— Request —
Report every line below that holds the word "Systems".

— Data provided —

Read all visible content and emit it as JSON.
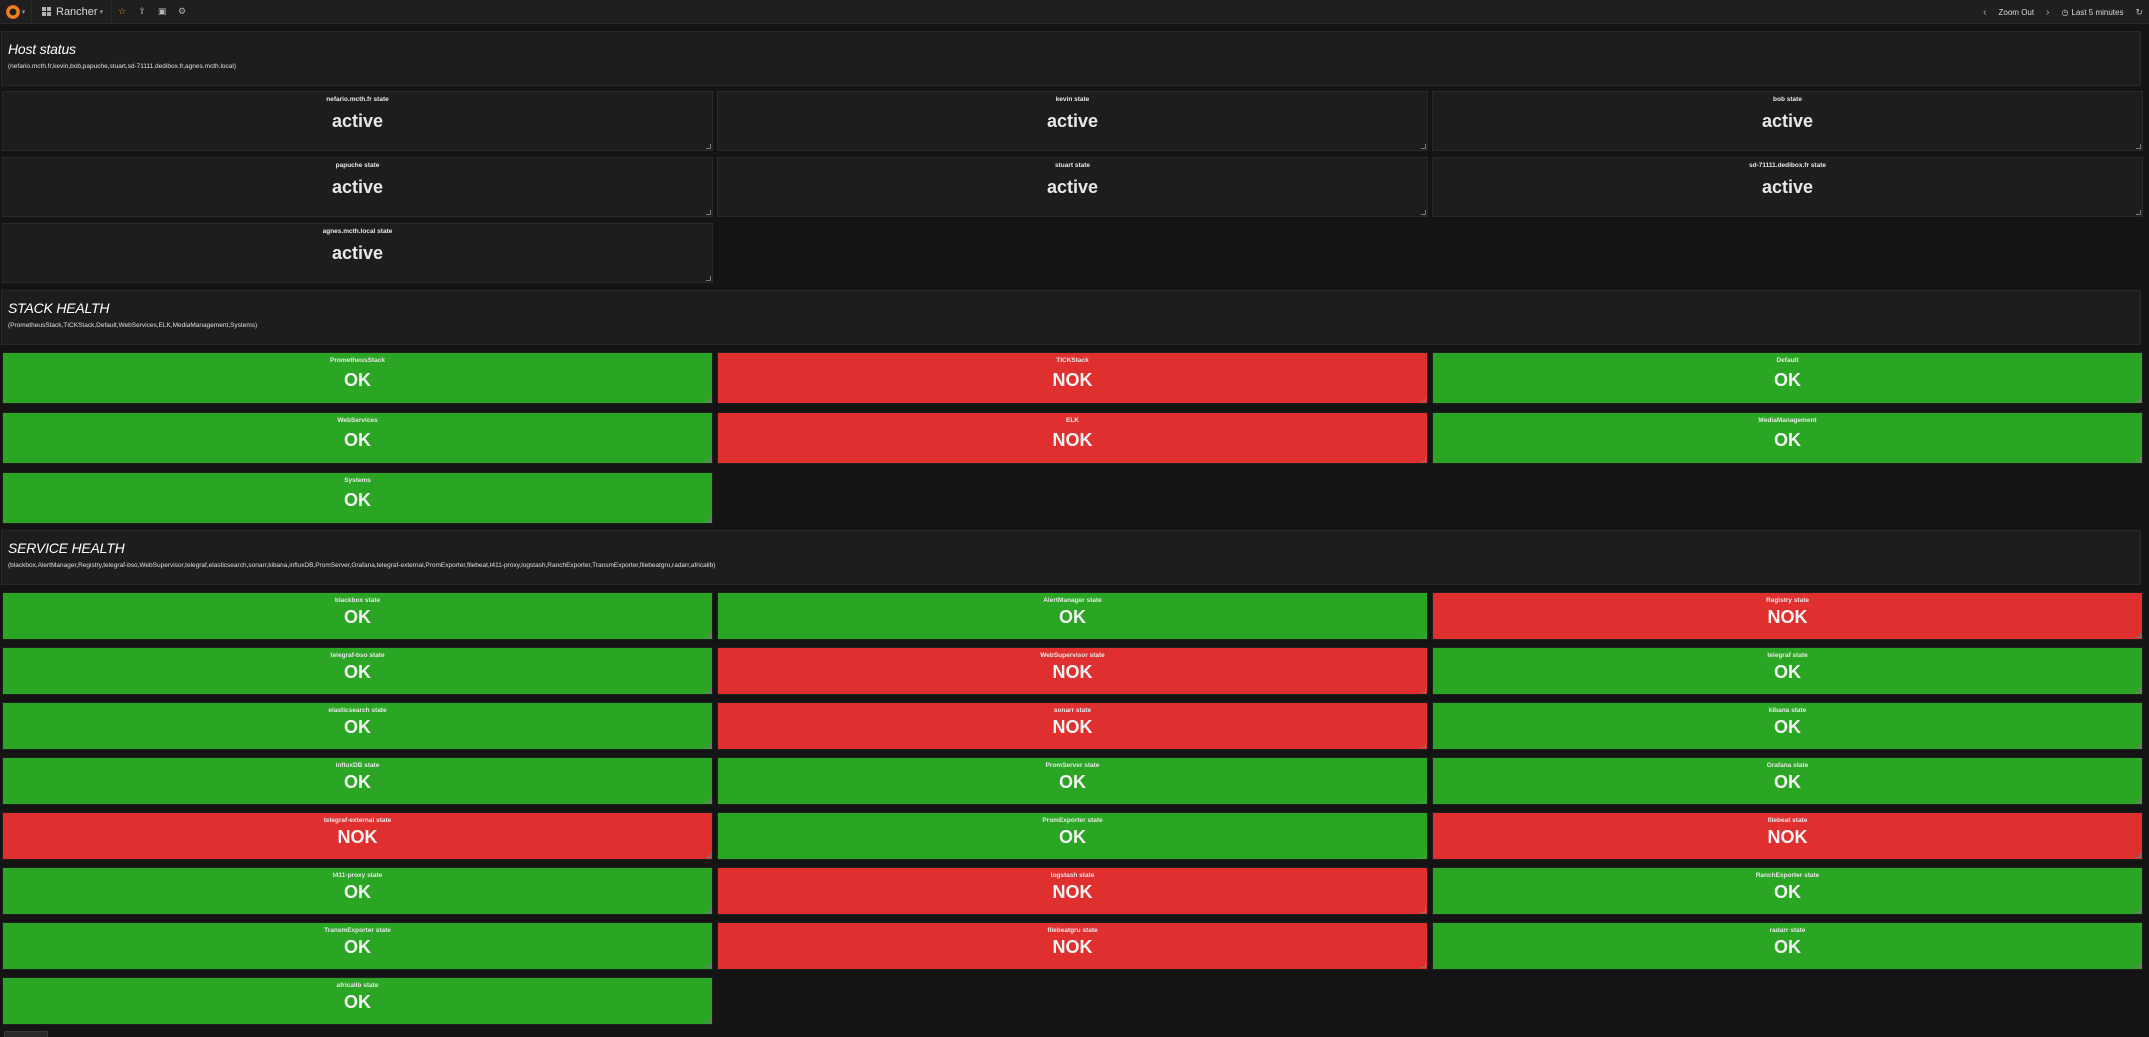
{
  "navbar": {
    "dashboard_title": "Rancher",
    "zoom_out": "Zoom Out",
    "time_range": "Last 5 minutes"
  },
  "rows": [
    {
      "title": "Host status",
      "subtitle": "(nefario.mcth.fr,kevin,bob,papuche,stuart,sd-71111.dedibox.fr,agnes.mcth.local)",
      "kind": "host",
      "panels": [
        {
          "title": "nefario.mcth.fr state",
          "value": "active"
        },
        {
          "title": "kevin state",
          "value": "active"
        },
        {
          "title": "bob state",
          "value": "active"
        },
        {
          "title": "papuche state",
          "value": "active"
        },
        {
          "title": "stuart state",
          "value": "active"
        },
        {
          "title": "sd-71111.dedibox.fr state",
          "value": "active"
        },
        {
          "title": "agnes.mcth.local state",
          "value": "active"
        }
      ]
    },
    {
      "title": "STACK HEALTH",
      "subtitle": "(PrometheusStack,TICKStack,Default,WebServices,ELK,MediaManagement,Systems)",
      "kind": "stack",
      "panels": [
        {
          "title": "PrometheusStack",
          "value": "OK"
        },
        {
          "title": "TICKStack",
          "value": "NOK"
        },
        {
          "title": "Default",
          "value": "OK"
        },
        {
          "title": "WebServices",
          "value": "OK"
        },
        {
          "title": "ELK",
          "value": "NOK"
        },
        {
          "title": "MediaManagement",
          "value": "OK"
        },
        {
          "title": "Systems",
          "value": "OK"
        }
      ]
    },
    {
      "title": "SERVICE HEALTH",
      "subtitle": "(blackbox,AlertManager,Registry,telegraf-bso,WebSupervisor,telegraf,elasticsearch,sonarr,kibana,influxDB,PromServer,Grafana,telegraf-external,PromExporter,filebeat,t411-proxy,logstash,RanchExporter,TransmExporter,filebeatgru,radarr,africalib)",
      "kind": "svc",
      "panels": [
        {
          "title": "blackbox state",
          "value": "OK"
        },
        {
          "title": "AlertManager state",
          "value": "OK"
        },
        {
          "title": "Registry state",
          "value": "NOK"
        },
        {
          "title": "telegraf-bso state",
          "value": "OK"
        },
        {
          "title": "WebSupervisor state",
          "value": "NOK"
        },
        {
          "title": "telegraf state",
          "value": "OK"
        },
        {
          "title": "elasticsearch state",
          "value": "OK"
        },
        {
          "title": "sonarr state",
          "value": "NOK"
        },
        {
          "title": "kibana state",
          "value": "OK"
        },
        {
          "title": "influxDB state",
          "value": "OK"
        },
        {
          "title": "PromServer state",
          "value": "OK"
        },
        {
          "title": "Grafana state",
          "value": "OK"
        },
        {
          "title": "telegraf-external state",
          "value": "NOK"
        },
        {
          "title": "PromExporter state",
          "value": "OK"
        },
        {
          "title": "filebeat state",
          "value": "NOK"
        },
        {
          "title": "t411-proxy state",
          "value": "OK"
        },
        {
          "title": "logstash state",
          "value": "NOK"
        },
        {
          "title": "RanchExporter state",
          "value": "OK"
        },
        {
          "title": "TransmExporter state",
          "value": "OK"
        },
        {
          "title": "filebeatgru state",
          "value": "NOK"
        },
        {
          "title": "radarr state",
          "value": "OK"
        },
        {
          "title": "africalib state",
          "value": "OK"
        }
      ]
    }
  ],
  "colors": {
    "ok": "#2aa524",
    "nok": "#e02f2f",
    "panel_bg": "#1d1d1d",
    "page_bg": "#141414"
  }
}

— Expected answer —
      "subtitle": "(PrometheusStack,TICKStack,Default,WebServices,ELK,MediaManagement,Systems)",
          "title": "Systems",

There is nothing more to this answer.